§ SEU OBJETIVO:
Responda com base no trecho do texto abaixo:
(a) Para qual revista o ensaio deveria ser a matéria principal?
(b) Que cargo ocupava Dan Glickman?
(c) Quantos servidores foram apreendidos na invasão de 31 de maio de 2006?

§ TRECHO DO TEXTO:
<<<<

[Nota do autor: Escrevi esse ensaio entre o final de 2010 e meados de 2011. Era para ser a matéria principal da revista MOB GROUND, que acabou dando origem a esse portal. O texto não foi publicado, mas acabou se tornando o esqueleto da minha Monografia, por isso só recomendo a leitura caso ainda não a tenha lido. Algumas informações apresentadas aqui estão naturalmente defasadas, já que não realizei novas pesquisas para atualizar completamente o texto. Mas a leitura continua válida, em minha opinião. Aproveito essa nota também para informar que logo continuarei a minha série sobre Magia & Ocultismo, que irá até a Parte 10, e logo após será atualizada somente através de textos anexos]

Quando os ventos da mudança sopram, alguns erguem abrigos, e outros erguem moinhos

Provérbio Chinês

Nós reconhecemos e sabemos que nunca frearemos a pirataria. Nunca! Só tentamos tornar isso o mais difícil e entediante possível. E devemos mostrar às pessoas que há consequências se elas forem pegas

Dan Glickman, presidente da MPAA

A Propriedade Intelectual é o petróleo do século XXI

Mark Getty, dono da Getty Images

Dia 31 de maio de 2006, uma força de cerca de 50 oficiais de polícia entra na sala onde estão localizados os servidores que hospedam o Pirate Bay, o auto-proclamado maior tracker BitTorrent do mundo. Algo entre 250 e 300 servidores foram apreendidos na invasão, sendo que o site alvo da ação ocupava somente cerca de 20 deles. Outras centenas de sites são “involuntariamente” fechados também, e isso se soma ao prejuízo material e moral que a empresa onde todos os computadores foram apreendidos sofreu.

>>>>

§ DADOS BRUTOS:
<<<<

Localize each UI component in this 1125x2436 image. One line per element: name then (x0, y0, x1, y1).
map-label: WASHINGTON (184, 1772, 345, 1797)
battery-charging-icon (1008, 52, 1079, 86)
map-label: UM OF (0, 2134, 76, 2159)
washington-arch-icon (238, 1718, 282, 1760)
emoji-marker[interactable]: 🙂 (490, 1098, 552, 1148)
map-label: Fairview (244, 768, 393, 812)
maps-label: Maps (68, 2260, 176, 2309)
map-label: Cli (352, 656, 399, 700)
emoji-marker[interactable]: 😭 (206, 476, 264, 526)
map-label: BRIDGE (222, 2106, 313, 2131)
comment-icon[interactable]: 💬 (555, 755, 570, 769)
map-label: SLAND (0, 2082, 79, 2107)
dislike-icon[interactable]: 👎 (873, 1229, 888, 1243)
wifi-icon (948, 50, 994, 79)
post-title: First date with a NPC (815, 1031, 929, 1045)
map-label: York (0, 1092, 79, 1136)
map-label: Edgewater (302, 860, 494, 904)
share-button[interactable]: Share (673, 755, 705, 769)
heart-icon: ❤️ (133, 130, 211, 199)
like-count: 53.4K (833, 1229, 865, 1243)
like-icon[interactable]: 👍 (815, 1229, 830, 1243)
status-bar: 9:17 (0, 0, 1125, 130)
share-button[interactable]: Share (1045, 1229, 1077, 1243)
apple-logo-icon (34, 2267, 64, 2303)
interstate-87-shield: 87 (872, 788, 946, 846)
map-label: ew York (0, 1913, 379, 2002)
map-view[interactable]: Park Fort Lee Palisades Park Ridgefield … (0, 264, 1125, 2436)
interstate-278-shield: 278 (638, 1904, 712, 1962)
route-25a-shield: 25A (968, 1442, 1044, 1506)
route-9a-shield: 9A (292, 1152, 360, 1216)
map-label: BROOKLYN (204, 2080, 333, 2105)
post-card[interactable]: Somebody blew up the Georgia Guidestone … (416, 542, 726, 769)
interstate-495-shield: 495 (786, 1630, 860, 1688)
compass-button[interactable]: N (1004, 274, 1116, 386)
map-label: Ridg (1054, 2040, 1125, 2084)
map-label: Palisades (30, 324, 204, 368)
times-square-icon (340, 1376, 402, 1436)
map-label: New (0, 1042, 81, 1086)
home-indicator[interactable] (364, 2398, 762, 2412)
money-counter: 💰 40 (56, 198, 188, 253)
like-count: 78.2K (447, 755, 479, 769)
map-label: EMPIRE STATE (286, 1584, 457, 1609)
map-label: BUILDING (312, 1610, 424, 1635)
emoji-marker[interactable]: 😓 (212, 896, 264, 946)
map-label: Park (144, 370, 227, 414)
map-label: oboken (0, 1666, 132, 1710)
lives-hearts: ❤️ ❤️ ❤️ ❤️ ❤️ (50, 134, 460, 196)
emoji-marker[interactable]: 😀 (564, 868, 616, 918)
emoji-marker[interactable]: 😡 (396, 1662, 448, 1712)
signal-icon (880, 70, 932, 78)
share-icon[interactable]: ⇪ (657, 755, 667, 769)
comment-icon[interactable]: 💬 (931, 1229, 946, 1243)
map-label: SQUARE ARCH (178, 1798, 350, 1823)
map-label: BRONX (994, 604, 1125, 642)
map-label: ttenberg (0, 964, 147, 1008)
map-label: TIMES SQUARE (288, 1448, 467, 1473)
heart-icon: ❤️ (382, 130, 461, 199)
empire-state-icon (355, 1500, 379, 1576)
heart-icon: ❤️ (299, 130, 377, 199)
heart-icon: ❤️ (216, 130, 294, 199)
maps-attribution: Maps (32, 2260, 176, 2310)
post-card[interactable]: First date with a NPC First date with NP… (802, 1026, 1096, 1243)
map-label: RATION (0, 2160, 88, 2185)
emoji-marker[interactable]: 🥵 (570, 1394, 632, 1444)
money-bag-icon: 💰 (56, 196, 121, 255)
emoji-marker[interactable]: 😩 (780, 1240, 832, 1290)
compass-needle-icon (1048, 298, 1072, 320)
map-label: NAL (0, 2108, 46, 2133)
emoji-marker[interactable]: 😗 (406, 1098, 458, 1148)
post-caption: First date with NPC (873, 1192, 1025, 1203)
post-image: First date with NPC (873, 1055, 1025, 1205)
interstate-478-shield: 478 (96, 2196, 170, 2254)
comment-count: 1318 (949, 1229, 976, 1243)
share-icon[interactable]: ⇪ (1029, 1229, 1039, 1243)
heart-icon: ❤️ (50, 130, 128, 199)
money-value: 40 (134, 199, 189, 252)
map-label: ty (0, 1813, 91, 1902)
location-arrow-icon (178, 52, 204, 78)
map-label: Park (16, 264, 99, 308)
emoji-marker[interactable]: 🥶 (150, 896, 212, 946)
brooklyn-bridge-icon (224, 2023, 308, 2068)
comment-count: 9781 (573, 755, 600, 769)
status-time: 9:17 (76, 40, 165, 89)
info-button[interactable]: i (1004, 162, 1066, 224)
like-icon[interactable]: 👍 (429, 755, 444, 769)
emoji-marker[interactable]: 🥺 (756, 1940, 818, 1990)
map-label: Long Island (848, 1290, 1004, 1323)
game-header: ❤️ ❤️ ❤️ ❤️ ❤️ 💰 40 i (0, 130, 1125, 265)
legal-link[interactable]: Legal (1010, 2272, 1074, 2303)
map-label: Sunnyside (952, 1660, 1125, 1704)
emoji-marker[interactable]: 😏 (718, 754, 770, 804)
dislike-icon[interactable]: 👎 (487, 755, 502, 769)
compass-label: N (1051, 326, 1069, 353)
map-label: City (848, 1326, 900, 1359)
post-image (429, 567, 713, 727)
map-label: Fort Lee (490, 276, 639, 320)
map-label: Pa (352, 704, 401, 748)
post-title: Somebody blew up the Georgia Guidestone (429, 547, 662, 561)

>>>>

§ RESULTADO DA TAREFA:
(a) MOB GROUND.
(b) Presidente da MPAA.
(c) Entre 250 e 300.